**Data entries**
________________________

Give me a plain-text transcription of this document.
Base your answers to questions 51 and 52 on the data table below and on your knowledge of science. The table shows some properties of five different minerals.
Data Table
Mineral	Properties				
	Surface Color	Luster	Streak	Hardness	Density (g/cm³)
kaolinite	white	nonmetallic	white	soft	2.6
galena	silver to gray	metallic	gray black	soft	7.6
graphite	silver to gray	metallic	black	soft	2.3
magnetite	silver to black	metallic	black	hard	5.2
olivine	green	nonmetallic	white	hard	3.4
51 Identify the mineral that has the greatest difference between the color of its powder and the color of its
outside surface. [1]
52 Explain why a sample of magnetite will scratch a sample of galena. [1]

________________________

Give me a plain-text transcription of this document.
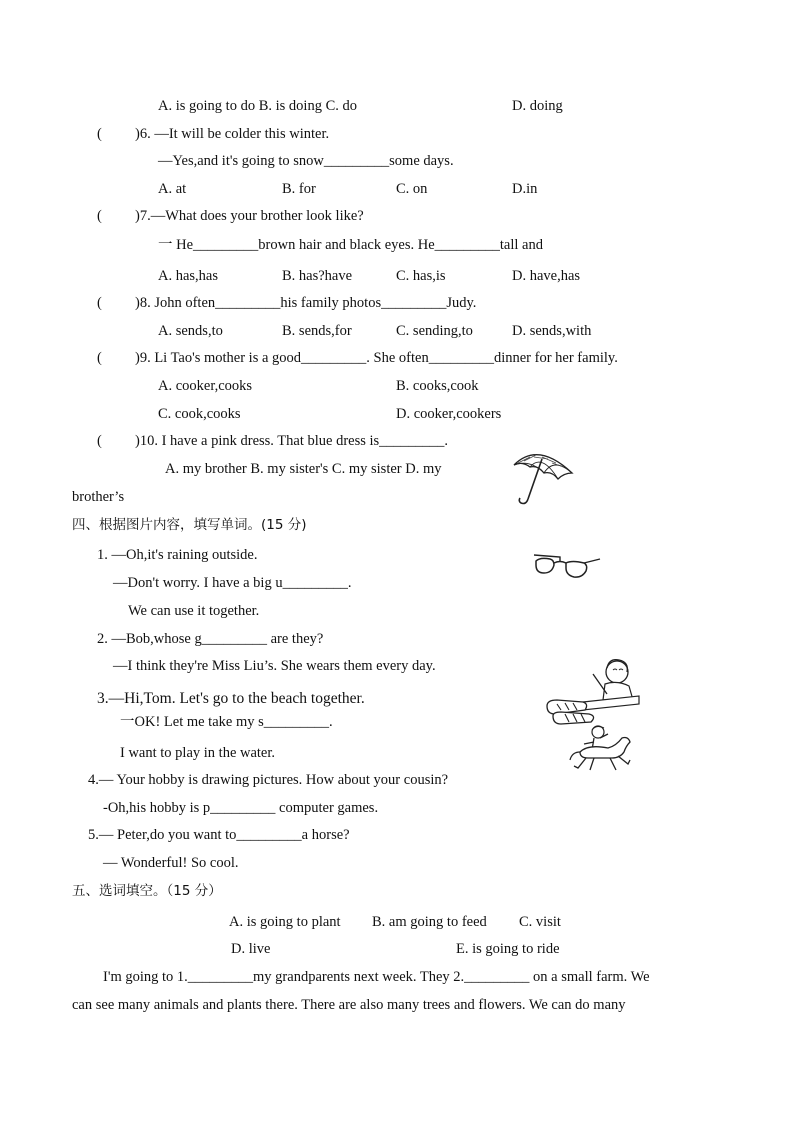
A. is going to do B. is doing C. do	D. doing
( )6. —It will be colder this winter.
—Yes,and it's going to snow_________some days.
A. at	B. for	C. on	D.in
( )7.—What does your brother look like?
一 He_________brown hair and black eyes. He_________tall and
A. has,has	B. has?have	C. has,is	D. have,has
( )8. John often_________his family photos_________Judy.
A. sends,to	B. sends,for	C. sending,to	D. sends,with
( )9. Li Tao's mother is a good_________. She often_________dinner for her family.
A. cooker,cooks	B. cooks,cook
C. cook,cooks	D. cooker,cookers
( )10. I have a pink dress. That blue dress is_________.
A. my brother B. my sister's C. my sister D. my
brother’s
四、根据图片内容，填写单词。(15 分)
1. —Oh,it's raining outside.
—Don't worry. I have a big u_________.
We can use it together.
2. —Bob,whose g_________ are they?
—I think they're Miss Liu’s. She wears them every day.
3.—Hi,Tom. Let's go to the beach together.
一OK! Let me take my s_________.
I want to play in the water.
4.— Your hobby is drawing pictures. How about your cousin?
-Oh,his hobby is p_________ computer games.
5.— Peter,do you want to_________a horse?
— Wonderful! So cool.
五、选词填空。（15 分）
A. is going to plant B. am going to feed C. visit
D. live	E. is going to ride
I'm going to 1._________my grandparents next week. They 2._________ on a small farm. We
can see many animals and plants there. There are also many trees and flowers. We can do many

________________________

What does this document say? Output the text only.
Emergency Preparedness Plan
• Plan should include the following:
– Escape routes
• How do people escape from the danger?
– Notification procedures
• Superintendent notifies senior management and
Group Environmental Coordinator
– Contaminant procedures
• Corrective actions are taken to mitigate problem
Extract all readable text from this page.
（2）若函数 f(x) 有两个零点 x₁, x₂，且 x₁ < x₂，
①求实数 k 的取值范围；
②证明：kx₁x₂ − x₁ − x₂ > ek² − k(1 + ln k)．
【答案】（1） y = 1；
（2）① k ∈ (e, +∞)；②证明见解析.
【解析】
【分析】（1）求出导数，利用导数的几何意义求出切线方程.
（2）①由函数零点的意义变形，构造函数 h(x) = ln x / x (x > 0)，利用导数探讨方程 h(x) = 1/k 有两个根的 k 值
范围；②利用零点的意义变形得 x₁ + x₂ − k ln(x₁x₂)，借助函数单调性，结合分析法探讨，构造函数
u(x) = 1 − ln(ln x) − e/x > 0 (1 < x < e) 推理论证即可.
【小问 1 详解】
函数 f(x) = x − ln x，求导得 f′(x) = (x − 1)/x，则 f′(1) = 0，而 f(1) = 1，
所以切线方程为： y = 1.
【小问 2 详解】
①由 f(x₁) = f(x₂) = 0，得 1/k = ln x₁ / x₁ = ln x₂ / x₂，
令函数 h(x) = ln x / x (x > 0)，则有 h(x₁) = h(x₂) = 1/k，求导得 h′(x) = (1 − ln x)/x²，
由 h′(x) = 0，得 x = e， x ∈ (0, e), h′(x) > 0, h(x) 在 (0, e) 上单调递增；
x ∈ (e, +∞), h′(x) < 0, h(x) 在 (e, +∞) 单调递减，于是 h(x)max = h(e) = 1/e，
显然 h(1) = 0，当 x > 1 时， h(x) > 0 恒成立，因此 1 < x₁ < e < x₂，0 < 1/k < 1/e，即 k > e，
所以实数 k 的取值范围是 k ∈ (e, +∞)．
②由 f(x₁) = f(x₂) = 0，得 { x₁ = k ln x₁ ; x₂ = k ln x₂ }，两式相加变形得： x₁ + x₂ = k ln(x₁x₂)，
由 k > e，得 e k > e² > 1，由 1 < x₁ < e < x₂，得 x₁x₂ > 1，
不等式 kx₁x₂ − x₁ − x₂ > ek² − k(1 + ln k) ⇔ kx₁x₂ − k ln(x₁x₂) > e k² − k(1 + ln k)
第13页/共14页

________________________

**The request**
Copy and report every line where the word "kx₁x₂" is present.

**Solved problem**
②证明：kx₁x₂ − x₁ − x₂ > ek² − k(1 + ln k)．
不等式 kx₁x₂ − x₁ − x₂ > ek² − k(1 + ln k) ⇔ kx₁x₂ − k ln(x₁x₂) > e k² − k(1 + ln k)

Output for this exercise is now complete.